**Task statement**:
Restate each entry word for word, leaving nothing out.

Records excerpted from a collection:
▼

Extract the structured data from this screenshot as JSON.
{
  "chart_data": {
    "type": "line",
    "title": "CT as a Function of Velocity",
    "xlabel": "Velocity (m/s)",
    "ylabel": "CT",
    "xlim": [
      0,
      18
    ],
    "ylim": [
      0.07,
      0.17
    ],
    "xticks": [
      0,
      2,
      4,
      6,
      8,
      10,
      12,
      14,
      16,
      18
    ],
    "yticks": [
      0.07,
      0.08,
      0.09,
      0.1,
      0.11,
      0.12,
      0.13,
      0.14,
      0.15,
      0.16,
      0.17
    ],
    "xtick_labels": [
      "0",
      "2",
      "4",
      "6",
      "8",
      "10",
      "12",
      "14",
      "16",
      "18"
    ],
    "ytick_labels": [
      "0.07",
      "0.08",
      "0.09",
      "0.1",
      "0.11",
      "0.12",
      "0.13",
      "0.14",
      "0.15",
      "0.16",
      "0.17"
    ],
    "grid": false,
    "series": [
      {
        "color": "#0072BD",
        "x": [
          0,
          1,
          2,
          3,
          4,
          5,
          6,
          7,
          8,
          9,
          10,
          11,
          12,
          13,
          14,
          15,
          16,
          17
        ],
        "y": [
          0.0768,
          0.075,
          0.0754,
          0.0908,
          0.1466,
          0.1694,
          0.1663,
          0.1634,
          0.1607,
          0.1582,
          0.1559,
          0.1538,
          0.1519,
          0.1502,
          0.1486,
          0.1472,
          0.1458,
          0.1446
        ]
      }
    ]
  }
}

▲

**Full solution**:
Extract the structured data from this screenshot as JSON.
{
  "chart_data": {
    "type": "line",
    "title": "CT as a Function of Velocity",
    "xlabel": "Velocity (m/s)",
    "ylabel": "CT",
    "xlim": [
      0,
      18
    ],
    "ylim": [
      0.07,
      0.17
    ],
    "xticks": [
      0,
      2,
      4,
      6,
      8,
      10,
      12,
      14,
      16,
      18
    ],
    "yticks": [
      0.07,
      0.08,
      0.09,
      0.1,
      0.11,
      0.12,
      0.13,
      0.14,
      0.15,
      0.16,
      0.17
    ],
    "xtick_labels": [
      "0",
      "2",
      "4",
      "6",
      "8",
      "10",
      "12",
      "14",
      "16",
      "18"
    ],
    "ytick_labels": [
      "0.07",
      "0.08",
      "0.09",
      "0.1",
      "0.11",
      "0.12",
      "0.13",
      "0.14",
      "0.15",
      "0.16",
      "0.17"
    ],
    "grid": false,
    "series": [
      {
        "color": "#0072BD",
        "x": [
          0,
          1,
          2,
          3,
          4,
          5,
          6,
          7,
          8,
          9,
          10,
          11,
          12,
          13,
          14,
          15,
          16,
          17
        ],
        "y": [
          0.0768,
          0.075,
          0.0754,
          0.0908,
          0.1466,
          0.1694,
          0.1663,
          0.1634,
          0.1607,
          0.1582,
          0.1559,
          0.1538,
          0.1519,
          0.1502,
          0.1486,
          0.1472,
          0.1458,
          0.1446
        ]
      }
    ]
  }
}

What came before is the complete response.